** START OF Records **

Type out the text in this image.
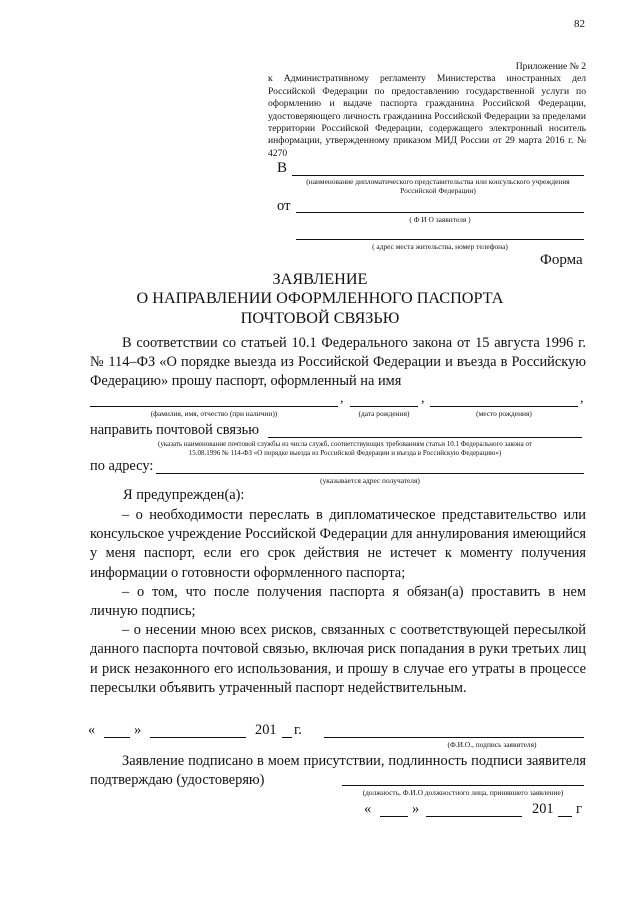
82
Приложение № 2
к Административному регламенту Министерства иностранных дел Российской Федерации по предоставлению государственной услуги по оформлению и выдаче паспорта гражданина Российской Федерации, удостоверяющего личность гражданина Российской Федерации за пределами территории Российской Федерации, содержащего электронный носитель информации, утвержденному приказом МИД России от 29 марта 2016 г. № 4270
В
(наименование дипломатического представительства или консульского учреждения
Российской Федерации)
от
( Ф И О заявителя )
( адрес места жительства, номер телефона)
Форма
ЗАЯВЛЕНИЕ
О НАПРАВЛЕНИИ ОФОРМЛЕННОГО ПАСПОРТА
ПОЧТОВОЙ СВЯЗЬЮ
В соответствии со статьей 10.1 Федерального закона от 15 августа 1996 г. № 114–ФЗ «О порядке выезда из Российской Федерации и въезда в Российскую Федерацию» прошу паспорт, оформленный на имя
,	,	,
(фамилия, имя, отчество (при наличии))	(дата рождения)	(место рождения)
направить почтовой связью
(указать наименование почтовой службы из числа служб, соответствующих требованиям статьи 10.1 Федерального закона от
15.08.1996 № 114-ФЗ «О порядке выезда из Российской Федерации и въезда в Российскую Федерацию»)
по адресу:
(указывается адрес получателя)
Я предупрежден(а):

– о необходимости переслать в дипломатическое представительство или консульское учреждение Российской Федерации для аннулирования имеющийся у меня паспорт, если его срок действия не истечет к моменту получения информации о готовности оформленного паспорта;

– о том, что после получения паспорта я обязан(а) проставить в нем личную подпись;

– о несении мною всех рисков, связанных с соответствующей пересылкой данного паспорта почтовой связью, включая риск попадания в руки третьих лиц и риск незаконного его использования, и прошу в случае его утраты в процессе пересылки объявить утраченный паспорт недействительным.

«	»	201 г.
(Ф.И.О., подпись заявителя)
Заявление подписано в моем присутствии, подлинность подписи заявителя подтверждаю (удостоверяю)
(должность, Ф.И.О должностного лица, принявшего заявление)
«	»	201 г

** END OF Records **

» Goal:
Every entry above needs to be retyped exactly; drop the pictures.

» The response:
Type out the text in this image.
82
Приложение № 2
к Административному регламенту Министерства иностранных дел Российской Федерации по предоставлению государственной услуги по оформлению и выдаче паспорта гражданина Российской Федерации, удостоверяющего личность гражданина Российской Федерации за пределами территории Российской Федерации, содержащего электронный носитель информации, утвержденному приказом МИД России от 29 марта 2016 г. № 4270
В
(наименование дипломатического представительства или консульского учреждения
Российской Федерации)
от
( Ф И О заявителя )
( адрес места жительства, номер телефона)
Форма
ЗАЯВЛЕНИЕ
О НАПРАВЛЕНИИ ОФОРМЛЕННОГО ПАСПОРТА
ПОЧТОВОЙ СВЯЗЬЮ
В соответствии со статьей 10.1 Федерального закона от 15 августа 1996 г. № 114–ФЗ «О порядке выезда из Российской Федерации и въезда в Российскую Федерацию» прошу паспорт, оформленный на имя
,	,	,
(фамилия, имя, отчество (при наличии))	(дата рождения)	(место рождения)
направить почтовой связью
(указать наименование почтовой службы из числа служб, соответствующих требованиям статьи 10.1 Федерального закона от
15.08.1996 № 114-ФЗ «О порядке выезда из Российской Федерации и въезда в Российскую Федерацию»)
по адресу:
(указывается адрес получателя)
Я предупрежден(а):

– о необходимости переслать в дипломатическое представительство или консульское учреждение Российской Федерации для аннулирования имеющийся у меня паспорт, если его срок действия не истечет к моменту получения информации о готовности оформленного паспорта;

– о том, что после получения паспорта я обязан(а) проставить в нем личную подпись;

– о несении мною всех рисков, связанных с соответствующей пересылкой данного паспорта почтовой связью, включая риск попадания в руки третьих лиц и риск незаконного его использования, и прошу в случае его утраты в процессе пересылки объявить утраченный паспорт недействительным.

«	»	201 г.
(Ф.И.О., подпись заявителя)
Заявление подписано в моем присутствии, подлинность подписи заявителя подтверждаю (удостоверяю)
(должность, Ф.И.О должностного лица, принявшего заявление)
«	»	201 г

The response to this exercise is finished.